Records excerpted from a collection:
________

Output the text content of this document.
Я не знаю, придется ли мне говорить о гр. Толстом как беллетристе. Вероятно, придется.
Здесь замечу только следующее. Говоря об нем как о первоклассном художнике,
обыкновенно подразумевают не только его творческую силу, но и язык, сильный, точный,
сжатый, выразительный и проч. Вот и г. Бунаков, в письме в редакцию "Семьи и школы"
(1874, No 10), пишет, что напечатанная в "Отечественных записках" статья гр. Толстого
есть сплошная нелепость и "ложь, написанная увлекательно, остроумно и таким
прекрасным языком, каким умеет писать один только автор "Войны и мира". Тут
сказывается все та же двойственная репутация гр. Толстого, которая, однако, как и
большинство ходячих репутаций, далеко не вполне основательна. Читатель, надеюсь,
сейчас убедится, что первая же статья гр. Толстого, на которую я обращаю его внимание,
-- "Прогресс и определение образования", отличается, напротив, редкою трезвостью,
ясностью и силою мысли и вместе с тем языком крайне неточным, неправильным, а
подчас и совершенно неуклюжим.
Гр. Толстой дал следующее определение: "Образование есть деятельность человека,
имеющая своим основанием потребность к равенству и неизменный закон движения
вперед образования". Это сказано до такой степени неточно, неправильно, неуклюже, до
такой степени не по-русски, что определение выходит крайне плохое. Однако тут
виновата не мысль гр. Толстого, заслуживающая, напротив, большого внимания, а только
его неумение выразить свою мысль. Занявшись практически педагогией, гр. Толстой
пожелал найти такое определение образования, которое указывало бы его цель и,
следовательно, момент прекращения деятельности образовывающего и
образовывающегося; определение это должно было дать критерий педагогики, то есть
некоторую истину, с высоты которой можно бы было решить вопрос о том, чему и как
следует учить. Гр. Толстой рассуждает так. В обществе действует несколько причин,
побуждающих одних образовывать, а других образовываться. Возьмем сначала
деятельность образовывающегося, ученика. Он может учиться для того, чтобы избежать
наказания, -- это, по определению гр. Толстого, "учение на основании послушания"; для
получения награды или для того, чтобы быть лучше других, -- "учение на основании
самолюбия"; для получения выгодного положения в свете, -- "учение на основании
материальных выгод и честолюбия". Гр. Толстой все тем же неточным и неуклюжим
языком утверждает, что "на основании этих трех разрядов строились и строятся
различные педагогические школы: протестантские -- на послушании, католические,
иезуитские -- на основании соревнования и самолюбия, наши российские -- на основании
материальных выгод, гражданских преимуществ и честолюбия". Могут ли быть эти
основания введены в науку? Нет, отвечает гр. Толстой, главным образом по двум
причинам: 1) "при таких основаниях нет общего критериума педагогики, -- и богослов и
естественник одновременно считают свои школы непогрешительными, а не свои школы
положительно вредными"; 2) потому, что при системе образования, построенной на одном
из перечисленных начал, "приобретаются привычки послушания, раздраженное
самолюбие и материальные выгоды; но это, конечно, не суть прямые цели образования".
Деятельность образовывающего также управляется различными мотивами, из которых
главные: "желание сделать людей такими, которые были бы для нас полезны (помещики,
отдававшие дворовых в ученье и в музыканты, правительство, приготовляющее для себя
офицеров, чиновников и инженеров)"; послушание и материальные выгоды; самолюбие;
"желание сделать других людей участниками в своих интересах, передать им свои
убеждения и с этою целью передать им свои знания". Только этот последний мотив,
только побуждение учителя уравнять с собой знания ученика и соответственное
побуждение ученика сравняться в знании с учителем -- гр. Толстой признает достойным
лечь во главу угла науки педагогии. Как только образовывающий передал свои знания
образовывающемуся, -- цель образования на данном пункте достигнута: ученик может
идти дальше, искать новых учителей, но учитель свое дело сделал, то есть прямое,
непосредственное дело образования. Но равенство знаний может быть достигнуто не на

________

**REQUIREMENT**
How many of these lines contain "людей"? Write only the number.

**WRITTEN REPLY**
2